─── Recorded information

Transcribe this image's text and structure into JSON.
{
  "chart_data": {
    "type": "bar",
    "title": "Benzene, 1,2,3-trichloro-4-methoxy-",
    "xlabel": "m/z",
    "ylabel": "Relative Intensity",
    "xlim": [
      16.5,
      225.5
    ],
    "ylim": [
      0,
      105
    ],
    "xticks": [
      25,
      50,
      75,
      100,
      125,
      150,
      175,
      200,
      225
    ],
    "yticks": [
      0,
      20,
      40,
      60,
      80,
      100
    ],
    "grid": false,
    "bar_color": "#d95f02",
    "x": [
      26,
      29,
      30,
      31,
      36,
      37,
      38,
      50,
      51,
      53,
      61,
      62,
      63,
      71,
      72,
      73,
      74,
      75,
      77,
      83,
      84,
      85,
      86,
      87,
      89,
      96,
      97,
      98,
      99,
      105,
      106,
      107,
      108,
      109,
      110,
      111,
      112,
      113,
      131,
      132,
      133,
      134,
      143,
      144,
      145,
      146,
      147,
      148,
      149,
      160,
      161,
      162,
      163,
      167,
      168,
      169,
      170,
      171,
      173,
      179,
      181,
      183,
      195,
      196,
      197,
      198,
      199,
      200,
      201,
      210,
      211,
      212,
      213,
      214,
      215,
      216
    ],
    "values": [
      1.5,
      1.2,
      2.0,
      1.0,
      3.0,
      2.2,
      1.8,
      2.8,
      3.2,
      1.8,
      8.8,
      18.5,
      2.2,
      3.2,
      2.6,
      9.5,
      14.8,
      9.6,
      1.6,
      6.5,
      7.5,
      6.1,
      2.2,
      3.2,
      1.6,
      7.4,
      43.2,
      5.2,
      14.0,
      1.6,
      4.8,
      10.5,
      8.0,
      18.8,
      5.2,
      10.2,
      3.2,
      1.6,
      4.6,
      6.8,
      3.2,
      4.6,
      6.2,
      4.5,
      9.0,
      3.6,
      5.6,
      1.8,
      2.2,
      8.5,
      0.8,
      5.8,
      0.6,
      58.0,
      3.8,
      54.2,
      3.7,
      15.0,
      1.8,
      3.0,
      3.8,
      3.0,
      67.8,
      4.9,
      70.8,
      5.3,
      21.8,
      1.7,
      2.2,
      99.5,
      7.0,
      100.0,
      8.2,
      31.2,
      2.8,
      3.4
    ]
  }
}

──────

Given task ▸ Give back the whole listing, word for word.

Full solution ▸
Transcribe this image's text and structure into JSON.
{
  "chart_data": {
    "type": "bar",
    "title": "Benzene, 1,2,3-trichloro-4-methoxy-",
    "xlabel": "m/z",
    "ylabel": "Relative Intensity",
    "xlim": [
      16.5,
      225.5
    ],
    "ylim": [
      0,
      105
    ],
    "xticks": [
      25,
      50,
      75,
      100,
      125,
      150,
      175,
      200,
      225
    ],
    "yticks": [
      0,
      20,
      40,
      60,
      80,
      100
    ],
    "grid": false,
    "bar_color": "#d95f02",
    "x": [
      26,
      29,
      30,
      31,
      36,
      37,
      38,
      50,
      51,
      53,
      61,
      62,
      63,
      71,
      72,
      73,
      74,
      75,
      77,
      83,
      84,
      85,
      86,
      87,
      89,
      96,
      97,
      98,
      99,
      105,
      106,
      107,
      108,
      109,
      110,
      111,
      112,
      113,
      131,
      132,
      133,
      134,
      143,
      144,
      145,
      146,
      147,
      148,
      149,
      160,
      161,
      162,
      163,
      167,
      168,
      169,
      170,
      171,
      173,
      179,
      181,
      183,
      195,
      196,
      197,
      198,
      199,
      200,
      201,
      210,
      211,
      212,
      213,
      214,
      215,
      216
    ],
    "values": [
      1.5,
      1.2,
      2.0,
      1.0,
      3.0,
      2.2,
      1.8,
      2.8,
      3.2,
      1.8,
      8.8,
      18.5,
      2.2,
      3.2,
      2.6,
      9.5,
      14.8,
      9.6,
      1.6,
      6.5,
      7.5,
      6.1,
      2.2,
      3.2,
      1.6,
      7.4,
      43.2,
      5.2,
      14.0,
      1.6,
      4.8,
      10.5,
      8.0,
      18.8,
      5.2,
      10.2,
      3.2,
      1.6,
      4.6,
      6.8,
      3.2,
      4.6,
      6.2,
      4.5,
      9.0,
      3.6,
      5.6,
      1.8,
      2.2,
      8.5,
      0.8,
      5.8,
      0.6,
      58.0,
      3.8,
      54.2,
      3.7,
      15.0,
      1.8,
      3.0,
      3.8,
      3.0,
      67.8,
      4.9,
      70.8,
      5.3,
      21.8,
      1.7,
      2.2,
      99.5,
      7.0,
      100.0,
      8.2,
      31.2,
      2.8,
      3.4
    ]
  }
}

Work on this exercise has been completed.